## Instruction
Retype the whole listing below, character for character.

[Figure content listings]
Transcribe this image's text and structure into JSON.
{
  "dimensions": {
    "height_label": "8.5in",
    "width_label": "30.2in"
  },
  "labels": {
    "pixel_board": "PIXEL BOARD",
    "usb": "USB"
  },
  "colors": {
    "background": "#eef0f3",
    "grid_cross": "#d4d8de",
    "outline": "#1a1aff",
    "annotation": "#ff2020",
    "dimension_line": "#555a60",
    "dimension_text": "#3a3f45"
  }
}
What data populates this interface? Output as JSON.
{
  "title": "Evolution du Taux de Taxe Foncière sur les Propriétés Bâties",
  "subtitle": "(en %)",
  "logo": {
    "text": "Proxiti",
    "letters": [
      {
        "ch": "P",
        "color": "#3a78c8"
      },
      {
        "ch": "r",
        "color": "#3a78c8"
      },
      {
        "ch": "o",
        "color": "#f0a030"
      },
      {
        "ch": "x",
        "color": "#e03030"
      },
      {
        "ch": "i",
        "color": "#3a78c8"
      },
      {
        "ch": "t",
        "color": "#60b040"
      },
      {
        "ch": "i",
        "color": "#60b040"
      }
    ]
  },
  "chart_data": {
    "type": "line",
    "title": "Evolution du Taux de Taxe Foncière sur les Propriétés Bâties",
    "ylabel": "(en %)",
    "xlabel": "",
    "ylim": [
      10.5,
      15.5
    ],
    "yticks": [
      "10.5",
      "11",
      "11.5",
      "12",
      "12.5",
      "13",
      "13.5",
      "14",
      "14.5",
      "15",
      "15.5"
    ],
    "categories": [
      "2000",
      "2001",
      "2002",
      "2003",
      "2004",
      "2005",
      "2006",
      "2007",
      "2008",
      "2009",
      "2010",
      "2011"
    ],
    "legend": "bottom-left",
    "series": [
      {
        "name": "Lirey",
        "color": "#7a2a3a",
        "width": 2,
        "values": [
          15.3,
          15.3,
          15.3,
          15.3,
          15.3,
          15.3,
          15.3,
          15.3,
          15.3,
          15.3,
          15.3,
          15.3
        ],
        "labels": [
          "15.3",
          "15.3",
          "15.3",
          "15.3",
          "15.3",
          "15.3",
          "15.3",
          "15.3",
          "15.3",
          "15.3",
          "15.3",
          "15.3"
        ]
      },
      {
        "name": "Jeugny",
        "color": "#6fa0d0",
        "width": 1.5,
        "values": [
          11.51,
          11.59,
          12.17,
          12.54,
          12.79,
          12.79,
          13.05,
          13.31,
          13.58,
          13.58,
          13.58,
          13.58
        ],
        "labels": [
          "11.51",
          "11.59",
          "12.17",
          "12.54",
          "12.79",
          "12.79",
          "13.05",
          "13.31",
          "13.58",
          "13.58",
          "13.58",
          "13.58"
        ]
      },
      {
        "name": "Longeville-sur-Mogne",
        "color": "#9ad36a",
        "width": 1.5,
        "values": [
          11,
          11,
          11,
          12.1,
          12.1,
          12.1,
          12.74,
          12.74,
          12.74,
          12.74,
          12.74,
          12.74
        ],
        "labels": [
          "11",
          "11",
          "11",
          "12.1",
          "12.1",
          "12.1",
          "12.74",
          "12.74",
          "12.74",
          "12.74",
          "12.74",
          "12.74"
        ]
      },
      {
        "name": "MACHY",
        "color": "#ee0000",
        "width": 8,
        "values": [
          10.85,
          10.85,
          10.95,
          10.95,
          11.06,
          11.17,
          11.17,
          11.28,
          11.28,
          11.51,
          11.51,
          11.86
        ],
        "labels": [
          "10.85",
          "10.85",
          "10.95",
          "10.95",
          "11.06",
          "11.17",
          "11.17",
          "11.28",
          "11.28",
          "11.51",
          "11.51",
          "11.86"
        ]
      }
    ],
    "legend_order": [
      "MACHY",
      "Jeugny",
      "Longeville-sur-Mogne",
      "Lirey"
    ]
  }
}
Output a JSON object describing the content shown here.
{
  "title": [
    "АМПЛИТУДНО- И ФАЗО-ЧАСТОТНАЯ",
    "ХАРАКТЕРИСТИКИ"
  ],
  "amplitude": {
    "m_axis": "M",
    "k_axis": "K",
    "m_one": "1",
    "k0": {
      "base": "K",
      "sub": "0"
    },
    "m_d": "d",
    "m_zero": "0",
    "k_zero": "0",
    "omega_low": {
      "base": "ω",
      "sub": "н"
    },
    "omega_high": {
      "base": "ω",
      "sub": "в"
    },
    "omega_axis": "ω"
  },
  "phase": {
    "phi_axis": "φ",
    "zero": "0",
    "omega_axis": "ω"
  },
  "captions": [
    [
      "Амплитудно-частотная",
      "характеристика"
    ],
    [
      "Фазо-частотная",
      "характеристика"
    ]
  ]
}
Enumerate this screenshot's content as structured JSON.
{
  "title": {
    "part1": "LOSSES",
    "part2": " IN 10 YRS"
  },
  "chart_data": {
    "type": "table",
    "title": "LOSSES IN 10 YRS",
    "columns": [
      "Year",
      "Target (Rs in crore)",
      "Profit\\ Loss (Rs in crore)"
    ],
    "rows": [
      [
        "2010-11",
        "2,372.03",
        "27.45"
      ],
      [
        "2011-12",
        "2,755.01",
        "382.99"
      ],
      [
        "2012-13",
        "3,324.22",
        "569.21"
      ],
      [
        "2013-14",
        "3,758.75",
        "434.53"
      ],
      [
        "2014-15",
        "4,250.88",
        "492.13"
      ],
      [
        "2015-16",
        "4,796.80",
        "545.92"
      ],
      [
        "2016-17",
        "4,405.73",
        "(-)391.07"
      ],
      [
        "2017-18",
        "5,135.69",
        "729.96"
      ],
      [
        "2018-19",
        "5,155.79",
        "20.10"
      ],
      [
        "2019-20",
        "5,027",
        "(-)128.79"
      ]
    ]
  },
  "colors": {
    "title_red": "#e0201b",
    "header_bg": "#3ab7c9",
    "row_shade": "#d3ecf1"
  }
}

## In response
Transcribe this image's text and structure into JSON.
{
  "dimensions": {
    "height_label": "8.5in",
    "width_label": "30.2in"
  },
  "labels": {
    "pixel_board": "PIXEL BOARD",
    "usb": "USB"
  },
  "colors": {
    "background": "#eef0f3",
    "grid_cross": "#d4d8de",
    "outline": "#1a1aff",
    "annotation": "#ff2020",
    "dimension_line": "#555a60",
    "dimension_text": "#3a3f45"
  }
}
What data populates this interface? Output as JSON.
{
  "title": "Evolution du Taux de Taxe Foncière sur les Propriétés Bâties",
  "subtitle": "(en %)",
  "logo": {
    "text": "Proxiti",
    "letters": [
      {
        "ch": "P",
        "color": "#3a78c8"
      },
      {
        "ch": "r",
        "color": "#3a78c8"
      },
      {
        "ch": "o",
        "color": "#f0a030"
      },
      {
        "ch": "x",
        "color": "#e03030"
      },
      {
        "ch": "i",
        "color": "#3a78c8"
      },
      {
        "ch": "t",
        "color": "#60b040"
      },
      {
        "ch": "i",
        "color": "#60b040"
      }
    ]
  },
  "chart_data": {
    "type": "line",
    "title": "Evolution du Taux de Taxe Foncière sur les Propriétés Bâties",
    "ylabel": "(en %)",
    "xlabel": "",
    "ylim": [
      10.5,
      15.5
    ],
    "yticks": [
      "10.5",
      "11",
      "11.5",
      "12",
      "12.5",
      "13",
      "13.5",
      "14",
      "14.5",
      "15",
      "15.5"
    ],
    "categories": [
      "2000",
      "2001",
      "2002",
      "2003",
      "2004",
      "2005",
      "2006",
      "2007",
      "2008",
      "2009",
      "2010",
      "2011"
    ],
    "legend": "bottom-left",
    "series": [
      {
        "name": "Lirey",
        "color": "#7a2a3a",
        "width": 2,
        "values": [
          15.3,
          15.3,
          15.3,
          15.3,
          15.3,
          15.3,
          15.3,
          15.3,
          15.3,
          15.3,
          15.3,
          15.3
        ],
        "labels": [
          "15.3",
          "15.3",
          "15.3",
          "15.3",
          "15.3",
          "15.3",
          "15.3",
          "15.3",
          "15.3",
          "15.3",
          "15.3",
          "15.3"
        ]
      },
      {
        "name": "Jeugny",
        "color": "#6fa0d0",
        "width": 1.5,
        "values": [
          11.51,
          11.59,
          12.17,
          12.54,
          12.79,
          12.79,
          13.05,
          13.31,
          13.58,
          13.58,
          13.58,
          13.58
        ],
        "labels": [
          "11.51",
          "11.59",
          "12.17",
          "12.54",
          "12.79",
          "12.79",
          "13.05",
          "13.31",
          "13.58",
          "13.58",
          "13.58",
          "13.58"
        ]
      },
      {
        "name": "Longeville-sur-Mogne",
        "color": "#9ad36a",
        "width": 1.5,
        "values": [
          11,
          11,
          11,
          12.1,
          12.1,
          12.1,
          12.74,
          12.74,
          12.74,
          12.74,
          12.74,
          12.74
        ],
        "labels": [
          "11",
          "11",
          "11",
          "12.1",
          "12.1",
          "12.1",
          "12.74",
          "12.74",
          "12.74",
          "12.74",
          "12.74",
          "12.74"
        ]
      },
      {
        "name": "MACHY",
        "color": "#ee0000",
        "width": 8,
        "values": [
          10.85,
          10.85,
          10.95,
          10.95,
          11.06,
          11.17,
          11.17,
          11.28,
          11.28,
          11.51,
          11.51,
          11.86
        ],
        "labels": [
          "10.85",
          "10.85",
          "10.95",
          "10.95",
          "11.06",
          "11.17",
          "11.17",
          "11.28",
          "11.28",
          "11.51",
          "11.51",
          "11.86"
        ]
      }
    ],
    "legend_order": [
      "MACHY",
      "Jeugny",
      "Longeville-sur-Mogne",
      "Lirey"
    ]
  }
}
Output a JSON object describing the content shown here.
{
  "title": [
    "АМПЛИТУДНО- И ФАЗО-ЧАСТОТНАЯ",
    "ХАРАКТЕРИСТИКИ"
  ],
  "amplitude": {
    "m_axis": "M",
    "k_axis": "K",
    "m_one": "1",
    "k0": {
      "base": "K",
      "sub": "0"
    },
    "m_d": "d",
    "m_zero": "0",
    "k_zero": "0",
    "omega_low": {
      "base": "ω",
      "sub": "н"
    },
    "omega_high": {
      "base": "ω",
      "sub": "в"
    },
    "omega_axis": "ω"
  },
  "phase": {
    "phi_axis": "φ",
    "zero": "0",
    "omega_axis": "ω"
  },
  "captions": [
    [
      "Амплитудно-частотная",
      "характеристика"
    ],
    [
      "Фазо-частотная",
      "характеристика"
    ]
  ]
}
Enumerate this screenshot's content as structured JSON.
{
  "title": {
    "part1": "LOSSES",
    "part2": " IN 10 YRS"
  },
  "chart_data": {
    "type": "table",
    "title": "LOSSES IN 10 YRS",
    "columns": [
      "Year",
      "Target (Rs in crore)",
      "Profit\\ Loss (Rs in crore)"
    ],
    "rows": [
      [
        "2010-11",
        "2,372.03",
        "27.45"
      ],
      [
        "2011-12",
        "2,755.01",
        "382.99"
      ],
      [
        "2012-13",
        "3,324.22",
        "569.21"
      ],
      [
        "2013-14",
        "3,758.75",
        "434.53"
      ],
      [
        "2014-15",
        "4,250.88",
        "492.13"
      ],
      [
        "2015-16",
        "4,796.80",
        "545.92"
      ],
      [
        "2016-17",
        "4,405.73",
        "(-)391.07"
      ],
      [
        "2017-18",
        "5,135.69",
        "729.96"
      ],
      [
        "2018-19",
        "5,155.79",
        "20.10"
      ],
      [
        "2019-20",
        "5,027",
        "(-)128.79"
      ]
    ]
  },
  "colors": {
    "title_red": "#e0201b",
    "header_bg": "#3ab7c9",
    "row_shade": "#d3ecf1"
  }
}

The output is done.